<<<<

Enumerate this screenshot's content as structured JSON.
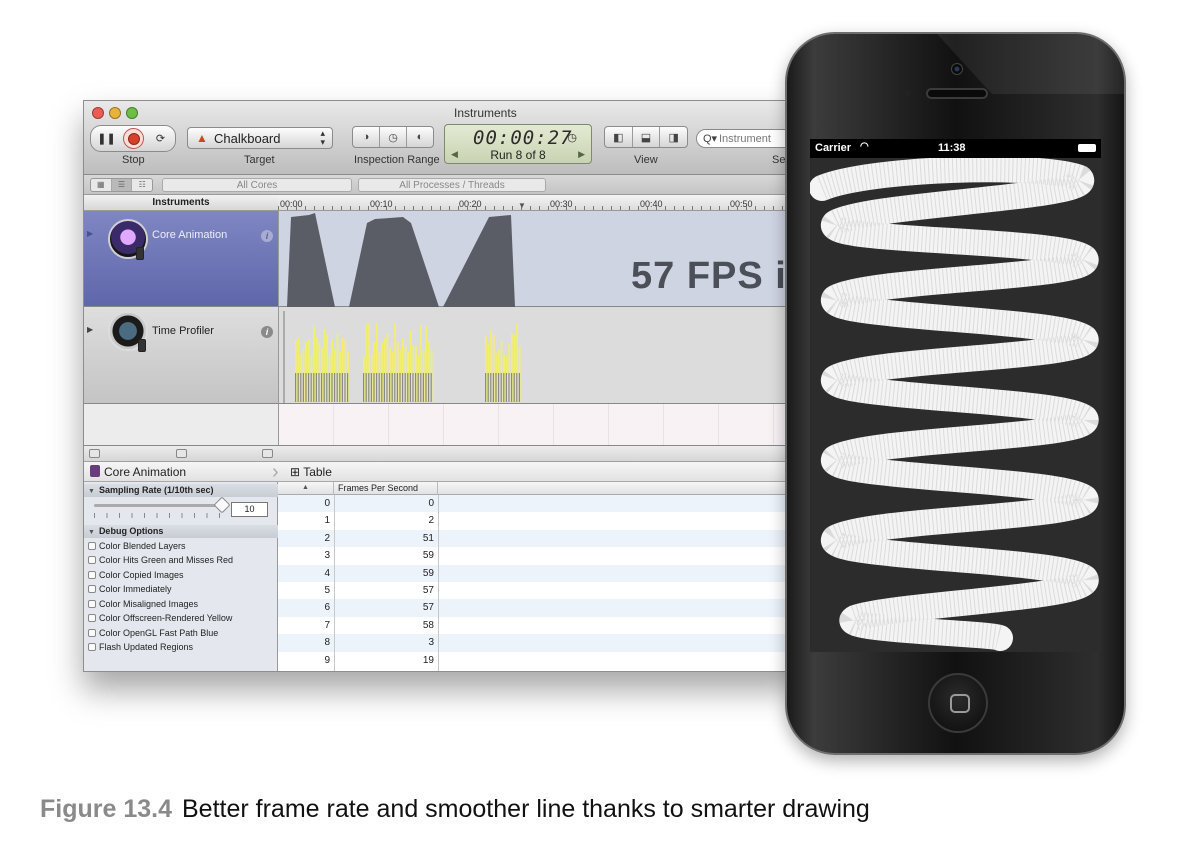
{
  "window": {
    "title": "Instruments",
    "toolbar": {
      "stop_label": "Stop",
      "target_label": "Target",
      "target_value": "Chalkboard",
      "inspection_label": "Inspection Range",
      "timer": "00:00:27",
      "run_status": "Run 8 of 8",
      "view_label": "View",
      "search_placeholder": "Instrument",
      "truncated_label": "Se"
    },
    "filter": {
      "cores": "All Cores",
      "processes": "All Processes / Threads"
    },
    "ruler": {
      "header": "Instruments",
      "ticks": [
        "00:00",
        "00:10",
        "00:20",
        "00:30",
        "00:40",
        "00:50"
      ]
    },
    "tracks": [
      {
        "name": "Core Animation",
        "overlay": "57 FPS i"
      },
      {
        "name": "Time Profiler"
      }
    ],
    "detail": {
      "breadcrumb_instrument": "Core Animation",
      "breadcrumb_view": "Table",
      "sampling_header": "Sampling Rate (1/10th sec)",
      "sampling_value": "10",
      "debug_header": "Debug Options",
      "debug_options": [
        "Color Blended Layers",
        "Color Hits Green and Misses Red",
        "Color Copied Images",
        "Color Immediately",
        "Color Misaligned Images",
        "Color Offscreen-Rendered Yellow",
        "Color OpenGL Fast Path Blue",
        "Flash Updated Regions"
      ],
      "table": {
        "sort_indicator": "▲",
        "column_header": "Frames Per Second",
        "rows": [
          {
            "index": "0",
            "fps": "0"
          },
          {
            "index": "1",
            "fps": "2"
          },
          {
            "index": "2",
            "fps": "51"
          },
          {
            "index": "3",
            "fps": "59"
          },
          {
            "index": "4",
            "fps": "59"
          },
          {
            "index": "5",
            "fps": "57"
          },
          {
            "index": "6",
            "fps": "57"
          },
          {
            "index": "7",
            "fps": "58"
          },
          {
            "index": "8",
            "fps": "3"
          },
          {
            "index": "9",
            "fps": "19"
          }
        ]
      }
    }
  },
  "phone": {
    "carrier": "Carrier",
    "time": "11:38"
  },
  "caption": {
    "figure": "Figure 13.4",
    "text": "Better frame rate and smoother line thanks to smarter drawing"
  },
  "colors": {
    "accent_track": "#6a70b3",
    "cpu_bar": "#f2f06a",
    "record": "#d5402b"
  },
  "icons": [
    "pause-icon",
    "record-icon",
    "loop-icon",
    "target-app-icon",
    "clock-icon",
    "search-icon",
    "info-icon",
    "table-icon",
    "wifi-icon",
    "battery-icon",
    "home-button-icon"
  ]
}
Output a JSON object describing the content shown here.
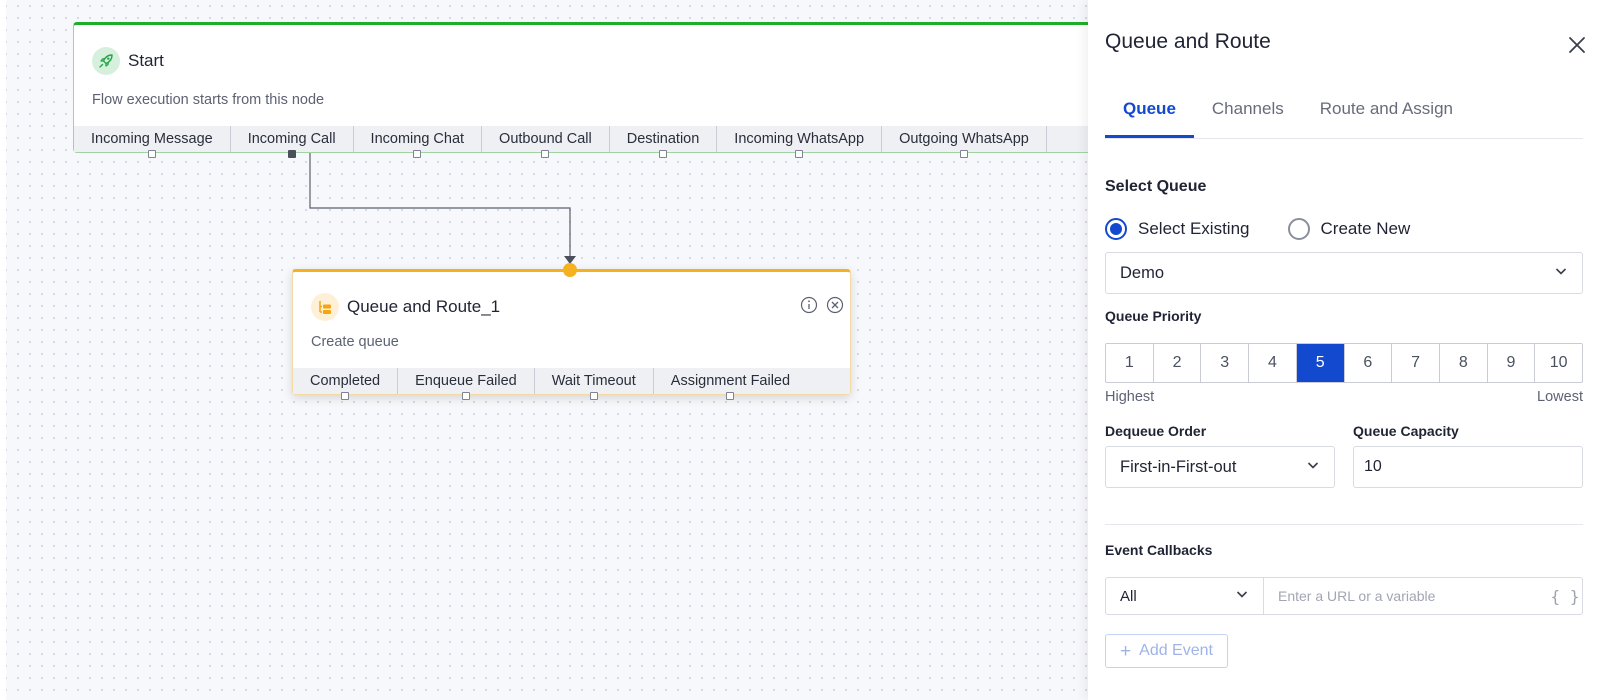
{
  "start_node": {
    "title": "Start",
    "description": "Flow execution starts from this node",
    "outputs": [
      "Incoming Message",
      "Incoming Call",
      "Incoming Chat",
      "Outbound Call",
      "Destination",
      "Incoming WhatsApp",
      "Outgoing WhatsApp"
    ]
  },
  "queue_node": {
    "title": "Queue and Route_1",
    "description": "Create queue",
    "outputs": [
      "Completed",
      "Enqueue Failed",
      "Wait Timeout",
      "Assignment Failed"
    ]
  },
  "panel": {
    "title": "Queue and Route",
    "tabs": [
      {
        "label": "Queue",
        "active": true
      },
      {
        "label": "Channels",
        "active": false
      },
      {
        "label": "Route and Assign",
        "active": false
      }
    ],
    "select_queue": {
      "title": "Select Queue",
      "options": [
        "Select Existing",
        "Create New"
      ],
      "selected_option": "Select Existing",
      "queue_value": "Demo"
    },
    "priority": {
      "label": "Queue Priority",
      "values": [
        "1",
        "2",
        "3",
        "4",
        "5",
        "6",
        "7",
        "8",
        "9",
        "10"
      ],
      "selected": "5",
      "highest_label": "Highest",
      "lowest_label": "Lowest"
    },
    "dequeue": {
      "label": "Dequeue Order",
      "value": "First-in-First-out"
    },
    "capacity": {
      "label": "Queue Capacity",
      "value": "10"
    },
    "callbacks": {
      "label": "Event Callbacks",
      "event_value": "All",
      "url_placeholder": "Enter a URL or a variable",
      "variable_symbol": "{ }"
    },
    "add_event_label": "Add Event"
  },
  "colors": {
    "accent": "#1349cf",
    "start_accent": "#1fae2c",
    "queue_accent": "#f5b120"
  }
}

>>>>

Return the listing above word for word, with the pictures removed.

Enumerate this screenshot's content as structured JSON.
{
  "window": {
    "title": "Instruments",
    "toolbar": {
      "stop_label": "Stop",
      "target_label": "Target",
      "target_value": "Chalkboard",
      "inspection_label": "Inspection Range",
      "timer": "00:00:27",
      "run_status": "Run 8 of 8",
      "view_label": "View",
      "search_placeholder": "Instrument",
      "truncated_label": "Se"
    },
    "filter": {
      "cores": "All Cores",
      "processes": "All Processes / Threads"
    },
    "ruler": {
      "header": "Instruments",
      "ticks": [
        "00:00",
        "00:10",
        "00:20",
        "00:30",
        "00:40",
        "00:50"
      ]
    },
    "tracks": [
      {
        "name": "Core Animation",
        "overlay": "57 FPS i"
      },
      {
        "name": "Time Profiler"
      }
    ],
    "detail": {
      "breadcrumb_instrument": "Core Animation",
      "breadcrumb_view": "Table",
      "sampling_header": "Sampling Rate (1/10th sec)",
      "sampling_value": "10",
      "debug_header": "Debug Options",
      "debug_options": [
        "Color Blended Layers",
        "Color Hits Green and Misses Red",
        "Color Copied Images",
        "Color Immediately",
        "Color Misaligned Images",
        "Color Offscreen-Rendered Yellow",
        "Color OpenGL Fast Path Blue",
        "Flash Updated Regions"
      ],
      "table": {
        "sort_indicator": "▲",
        "column_header": "Frames Per Second",
        "rows": [
          {
            "index": "0",
            "fps": "0"
          },
          {
            "index": "1",
            "fps": "2"
          },
          {
            "index": "2",
            "fps": "51"
          },
          {
            "index": "3",
            "fps": "59"
          },
          {
            "index": "4",
            "fps": "59"
          },
          {
            "index": "5",
            "fps": "57"
          },
          {
            "index": "6",
            "fps": "57"
          },
          {
            "index": "7",
            "fps": "58"
          },
          {
            "index": "8",
            "fps": "3"
          },
          {
            "index": "9",
            "fps": "19"
          }
        ]
      }
    }
  },
  "phone": {
    "carrier": "Carrier",
    "time": "11:38"
  },
  "caption": {
    "figure": "Figure 13.4",
    "text": "Better frame rate and smoother line thanks to smarter drawing"
  },
  "colors": {
    "accent_track": "#6a70b3",
    "cpu_bar": "#f2f06a",
    "record": "#d5402b"
  },
  "icons": [
    "pause-icon",
    "record-icon",
    "loop-icon",
    "target-app-icon",
    "clock-icon",
    "search-icon",
    "info-icon",
    "table-icon",
    "wifi-icon",
    "battery-icon",
    "home-button-icon"
  ]
}
Output a JSON object describing the content shown here.
{
  "start_node": {
    "title": "Start",
    "description": "Flow execution starts from this node",
    "outputs": [
      "Incoming Message",
      "Incoming Call",
      "Incoming Chat",
      "Outbound Call",
      "Destination",
      "Incoming WhatsApp",
      "Outgoing WhatsApp"
    ]
  },
  "queue_node": {
    "title": "Queue and Route_1",
    "description": "Create queue",
    "outputs": [
      "Completed",
      "Enqueue Failed",
      "Wait Timeout",
      "Assignment Failed"
    ]
  },
  "panel": {
    "title": "Queue and Route",
    "tabs": [
      {
        "label": "Queue",
        "active": true
      },
      {
        "label": "Channels",
        "active": false
      },
      {
        "label": "Route and Assign",
        "active": false
      }
    ],
    "select_queue": {
      "title": "Select Queue",
      "options": [
        "Select Existing",
        "Create New"
      ],
      "selected_option": "Select Existing",
      "queue_value": "Demo"
    },
    "priority": {
      "label": "Queue Priority",
      "values": [
        "1",
        "2",
        "3",
        "4",
        "5",
        "6",
        "7",
        "8",
        "9",
        "10"
      ],
      "selected": "5",
      "highest_label": "Highest",
      "lowest_label": "Lowest"
    },
    "dequeue": {
      "label": "Dequeue Order",
      "value": "First-in-First-out"
    },
    "capacity": {
      "label": "Queue Capacity",
      "value": "10"
    },
    "callbacks": {
      "label": "Event Callbacks",
      "event_value": "All",
      "url_placeholder": "Enter a URL or a variable",
      "variable_symbol": "{ }"
    },
    "add_event_label": "Add Event"
  },
  "colors": {
    "accent": "#1349cf",
    "start_accent": "#1fae2c",
    "queue_accent": "#f5b120"
  }
}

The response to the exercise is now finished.